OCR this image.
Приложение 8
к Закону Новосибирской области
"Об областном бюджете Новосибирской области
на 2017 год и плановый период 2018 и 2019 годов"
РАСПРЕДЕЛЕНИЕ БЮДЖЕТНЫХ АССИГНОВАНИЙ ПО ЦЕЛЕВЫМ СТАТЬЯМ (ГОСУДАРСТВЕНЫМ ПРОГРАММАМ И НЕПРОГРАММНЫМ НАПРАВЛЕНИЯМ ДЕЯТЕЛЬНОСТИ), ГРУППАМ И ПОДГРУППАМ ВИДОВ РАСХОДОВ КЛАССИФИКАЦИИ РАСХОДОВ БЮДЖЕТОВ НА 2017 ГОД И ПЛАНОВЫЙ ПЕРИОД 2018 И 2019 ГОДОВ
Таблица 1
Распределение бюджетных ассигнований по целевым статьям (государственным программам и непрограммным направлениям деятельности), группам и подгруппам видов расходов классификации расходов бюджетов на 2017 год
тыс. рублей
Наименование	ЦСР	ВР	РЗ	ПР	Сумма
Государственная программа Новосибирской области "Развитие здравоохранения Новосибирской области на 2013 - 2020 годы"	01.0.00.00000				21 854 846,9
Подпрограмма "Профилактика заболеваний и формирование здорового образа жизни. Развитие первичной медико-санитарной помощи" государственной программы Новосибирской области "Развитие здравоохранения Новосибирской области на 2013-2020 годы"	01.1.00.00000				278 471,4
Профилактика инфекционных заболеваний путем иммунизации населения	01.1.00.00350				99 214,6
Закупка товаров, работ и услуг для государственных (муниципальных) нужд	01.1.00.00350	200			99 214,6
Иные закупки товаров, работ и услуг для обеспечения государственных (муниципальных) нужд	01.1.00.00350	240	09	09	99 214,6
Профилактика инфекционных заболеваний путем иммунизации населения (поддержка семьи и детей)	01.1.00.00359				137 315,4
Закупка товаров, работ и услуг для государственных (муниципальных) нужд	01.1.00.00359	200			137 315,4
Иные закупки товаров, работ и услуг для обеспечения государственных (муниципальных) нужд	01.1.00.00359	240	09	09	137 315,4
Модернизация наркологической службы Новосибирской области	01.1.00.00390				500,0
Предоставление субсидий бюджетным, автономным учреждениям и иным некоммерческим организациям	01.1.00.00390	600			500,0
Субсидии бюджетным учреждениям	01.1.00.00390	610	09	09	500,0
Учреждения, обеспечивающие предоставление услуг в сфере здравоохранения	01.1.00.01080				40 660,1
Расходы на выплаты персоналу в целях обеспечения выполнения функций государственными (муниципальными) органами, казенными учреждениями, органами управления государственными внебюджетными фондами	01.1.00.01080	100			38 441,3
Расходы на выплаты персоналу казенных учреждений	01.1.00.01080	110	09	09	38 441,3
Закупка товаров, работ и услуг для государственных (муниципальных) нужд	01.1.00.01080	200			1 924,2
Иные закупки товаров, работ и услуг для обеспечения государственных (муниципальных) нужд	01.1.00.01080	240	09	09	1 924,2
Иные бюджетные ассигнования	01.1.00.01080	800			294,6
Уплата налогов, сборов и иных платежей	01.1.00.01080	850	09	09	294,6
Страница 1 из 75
== == ==
Scan the listing above. Collect all lines with the word "населения".

**SOLUTION FOR THIS PROBLEM**:
Профилактика инфекционных заболеваний путем иммунизации населения	01.1.00.00350				99 214,6
Профилактика инфекционных заболеваний путем иммунизации населения (поддержка семьи и детей)	01.1.00.00359				137 315,4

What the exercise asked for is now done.